## Goal
Retype the data that follows line by line, exactly, and leave its pictures out.

## Raw records
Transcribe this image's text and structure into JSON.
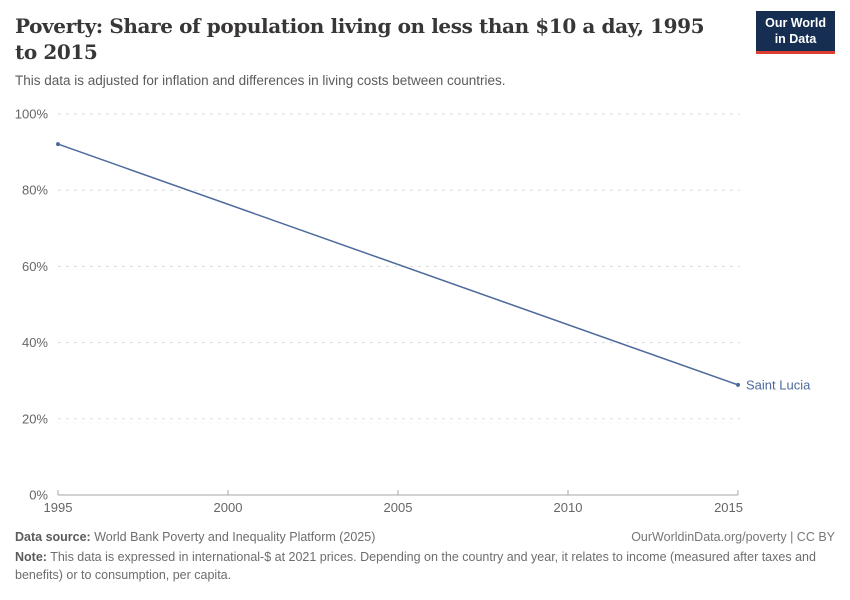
{
  "header": {
    "title": "Poverty: Share of population living on less than $10 a day, 1995 to 2015",
    "subtitle": "This data is adjusted for inflation and differences in living costs between countries.",
    "logo": {
      "line1": "Our World",
      "line2": "in Data",
      "bg_color": "#152e52",
      "accent_color": "#dc3e31"
    }
  },
  "chart_data": {
    "type": "line",
    "title": "Poverty: Share of population living on less than $10 a day, 1995 to 2015",
    "xlabel": "",
    "ylabel": "",
    "xlim": [
      1995,
      2015
    ],
    "ylim": [
      0,
      100
    ],
    "x_ticks": [
      1995,
      2000,
      2005,
      2010,
      2015
    ],
    "y_ticks": [
      0,
      20,
      40,
      60,
      80,
      100
    ],
    "y_tick_suffix": "%",
    "grid": "horizontal-dashed",
    "legend_position": "line-end-label",
    "series": [
      {
        "name": "Saint Lucia",
        "color": "#4c6a9c",
        "points": [
          [
            1995,
            92.1
          ],
          [
            2015,
            28.9
          ]
        ]
      }
    ]
  },
  "footer": {
    "datasource_label": "Data source:",
    "datasource_text": "World Bank Poverty and Inequality Platform (2025)",
    "rights": "OurWorldinData.org/poverty | CC BY",
    "note_label": "Note:",
    "note_text": "This data is expressed in international-$ at 2021 prices. Depending on the country and year, it relates to income (measured after taxes and benefits) or to consumption, per capita."
  }
}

## In response
Transcribe this image's text and structure into JSON.
{
  "header": {
    "title": "Poverty: Share of population living on less than $10 a day, 1995 to 2015",
    "subtitle": "This data is adjusted for inflation and differences in living costs between countries.",
    "logo": {
      "line1": "Our World",
      "line2": "in Data",
      "bg_color": "#152e52",
      "accent_color": "#dc3e31"
    }
  },
  "chart_data": {
    "type": "line",
    "title": "Poverty: Share of population living on less than $10 a day, 1995 to 2015",
    "xlabel": "",
    "ylabel": "",
    "xlim": [
      1995,
      2015
    ],
    "ylim": [
      0,
      100
    ],
    "x_ticks": [
      1995,
      2000,
      2005,
      2010,
      2015
    ],
    "y_ticks": [
      0,
      20,
      40,
      60,
      80,
      100
    ],
    "y_tick_suffix": "%",
    "grid": "horizontal-dashed",
    "legend_position": "line-end-label",
    "series": [
      {
        "name": "Saint Lucia",
        "color": "#4c6a9c",
        "points": [
          [
            1995,
            92.1
          ],
          [
            2015,
            28.9
          ]
        ]
      }
    ]
  },
  "footer": {
    "datasource_label": "Data source:",
    "datasource_text": "World Bank Poverty and Inequality Platform (2025)",
    "rights": "OurWorldinData.org/poverty | CC BY",
    "note_label": "Note:",
    "note_text": "This data is expressed in international-$ at 2021 prices. Depending on the country and year, it relates to income (measured after taxes and benefits) or to consumption, per capita."
  }
}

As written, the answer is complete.